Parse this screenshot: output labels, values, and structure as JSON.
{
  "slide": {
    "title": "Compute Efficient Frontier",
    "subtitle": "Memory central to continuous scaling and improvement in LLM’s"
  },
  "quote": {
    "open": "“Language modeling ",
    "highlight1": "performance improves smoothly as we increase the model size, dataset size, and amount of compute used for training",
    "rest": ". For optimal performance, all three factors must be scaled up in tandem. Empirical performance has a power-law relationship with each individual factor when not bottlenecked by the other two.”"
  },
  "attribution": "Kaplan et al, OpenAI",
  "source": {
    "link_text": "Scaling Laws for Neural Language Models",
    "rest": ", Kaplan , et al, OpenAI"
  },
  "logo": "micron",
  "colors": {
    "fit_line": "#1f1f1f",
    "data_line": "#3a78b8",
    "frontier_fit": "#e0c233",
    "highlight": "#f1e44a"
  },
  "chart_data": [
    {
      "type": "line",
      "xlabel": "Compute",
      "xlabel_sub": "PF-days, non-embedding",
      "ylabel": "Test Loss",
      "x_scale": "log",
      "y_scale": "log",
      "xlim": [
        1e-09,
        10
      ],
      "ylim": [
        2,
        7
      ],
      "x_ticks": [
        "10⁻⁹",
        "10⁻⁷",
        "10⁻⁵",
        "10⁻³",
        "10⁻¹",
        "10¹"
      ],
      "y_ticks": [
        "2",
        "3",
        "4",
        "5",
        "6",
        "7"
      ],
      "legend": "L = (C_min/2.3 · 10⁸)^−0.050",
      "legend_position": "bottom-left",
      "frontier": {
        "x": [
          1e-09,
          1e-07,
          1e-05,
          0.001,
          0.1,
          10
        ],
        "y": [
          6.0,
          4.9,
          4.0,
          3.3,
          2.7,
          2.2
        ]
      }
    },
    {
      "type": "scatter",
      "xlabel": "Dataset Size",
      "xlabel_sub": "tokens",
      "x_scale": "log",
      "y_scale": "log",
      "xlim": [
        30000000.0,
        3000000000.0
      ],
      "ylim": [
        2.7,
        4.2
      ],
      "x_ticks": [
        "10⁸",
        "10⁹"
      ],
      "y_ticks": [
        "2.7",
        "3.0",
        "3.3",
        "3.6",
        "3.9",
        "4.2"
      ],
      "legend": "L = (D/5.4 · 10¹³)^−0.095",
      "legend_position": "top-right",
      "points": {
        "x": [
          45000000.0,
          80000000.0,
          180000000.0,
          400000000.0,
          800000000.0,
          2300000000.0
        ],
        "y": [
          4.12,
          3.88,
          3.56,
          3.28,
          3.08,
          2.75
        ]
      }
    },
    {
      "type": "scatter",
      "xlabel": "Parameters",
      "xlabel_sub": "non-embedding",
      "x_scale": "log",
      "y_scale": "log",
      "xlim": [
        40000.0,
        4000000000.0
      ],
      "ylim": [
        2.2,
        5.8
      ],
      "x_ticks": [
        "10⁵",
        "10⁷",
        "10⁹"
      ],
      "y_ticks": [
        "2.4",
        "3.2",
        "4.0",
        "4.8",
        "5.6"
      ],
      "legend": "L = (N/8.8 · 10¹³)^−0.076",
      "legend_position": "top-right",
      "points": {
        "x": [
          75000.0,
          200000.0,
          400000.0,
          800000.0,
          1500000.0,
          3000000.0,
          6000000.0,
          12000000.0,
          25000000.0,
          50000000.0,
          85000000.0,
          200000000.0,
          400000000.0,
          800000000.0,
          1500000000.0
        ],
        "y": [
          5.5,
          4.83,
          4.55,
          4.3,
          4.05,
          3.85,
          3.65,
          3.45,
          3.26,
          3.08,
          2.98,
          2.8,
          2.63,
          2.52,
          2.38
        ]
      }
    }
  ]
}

■ **Work to complete**:
Extract each line of the material exactly as it stands.

■ **Task output**:
Parse this screenshot: output labels, values, and structure as JSON.
{
  "slide": {
    "title": "Compute Efficient Frontier",
    "subtitle": "Memory central to continuous scaling and improvement in LLM’s"
  },
  "quote": {
    "open": "“Language modeling ",
    "highlight1": "performance improves smoothly as we increase the model size, dataset size, and amount of compute used for training",
    "rest": ". For optimal performance, all three factors must be scaled up in tandem. Empirical performance has a power-law relationship with each individual factor when not bottlenecked by the other two.”"
  },
  "attribution": "Kaplan et al, OpenAI",
  "source": {
    "link_text": "Scaling Laws for Neural Language Models",
    "rest": ", Kaplan , et al, OpenAI"
  },
  "logo": "micron",
  "colors": {
    "fit_line": "#1f1f1f",
    "data_line": "#3a78b8",
    "frontier_fit": "#e0c233",
    "highlight": "#f1e44a"
  },
  "chart_data": [
    {
      "type": "line",
      "xlabel": "Compute",
      "xlabel_sub": "PF-days, non-embedding",
      "ylabel": "Test Loss",
      "x_scale": "log",
      "y_scale": "log",
      "xlim": [
        1e-09,
        10
      ],
      "ylim": [
        2,
        7
      ],
      "x_ticks": [
        "10⁻⁹",
        "10⁻⁷",
        "10⁻⁵",
        "10⁻³",
        "10⁻¹",
        "10¹"
      ],
      "y_ticks": [
        "2",
        "3",
        "4",
        "5",
        "6",
        "7"
      ],
      "legend": "L = (C_min/2.3 · 10⁸)^−0.050",
      "legend_position": "bottom-left",
      "frontier": {
        "x": [
          1e-09,
          1e-07,
          1e-05,
          0.001,
          0.1,
          10
        ],
        "y": [
          6.0,
          4.9,
          4.0,
          3.3,
          2.7,
          2.2
        ]
      }
    },
    {
      "type": "scatter",
      "xlabel": "Dataset Size",
      "xlabel_sub": "tokens",
      "x_scale": "log",
      "y_scale": "log",
      "xlim": [
        30000000.0,
        3000000000.0
      ],
      "ylim": [
        2.7,
        4.2
      ],
      "x_ticks": [
        "10⁸",
        "10⁹"
      ],
      "y_ticks": [
        "2.7",
        "3.0",
        "3.3",
        "3.6",
        "3.9",
        "4.2"
      ],
      "legend": "L = (D/5.4 · 10¹³)^−0.095",
      "legend_position": "top-right",
      "points": {
        "x": [
          45000000.0,
          80000000.0,
          180000000.0,
          400000000.0,
          800000000.0,
          2300000000.0
        ],
        "y": [
          4.12,
          3.88,
          3.56,
          3.28,
          3.08,
          2.75
        ]
      }
    },
    {
      "type": "scatter",
      "xlabel": "Parameters",
      "xlabel_sub": "non-embedding",
      "x_scale": "log",
      "y_scale": "log",
      "xlim": [
        40000.0,
        4000000000.0
      ],
      "ylim": [
        2.2,
        5.8
      ],
      "x_ticks": [
        "10⁵",
        "10⁷",
        "10⁹"
      ],
      "y_ticks": [
        "2.4",
        "3.2",
        "4.0",
        "4.8",
        "5.6"
      ],
      "legend": "L = (N/8.8 · 10¹³)^−0.076",
      "legend_position": "top-right",
      "points": {
        "x": [
          75000.0,
          200000.0,
          400000.0,
          800000.0,
          1500000.0,
          3000000.0,
          6000000.0,
          12000000.0,
          25000000.0,
          50000000.0,
          85000000.0,
          200000000.0,
          400000000.0,
          800000000.0,
          1500000000.0
        ],
        "y": [
          5.5,
          4.83,
          4.55,
          4.3,
          4.05,
          3.85,
          3.65,
          3.45,
          3.26,
          3.08,
          2.98,
          2.8,
          2.63,
          2.52,
          2.38
        ]
      }
    }
  ]
}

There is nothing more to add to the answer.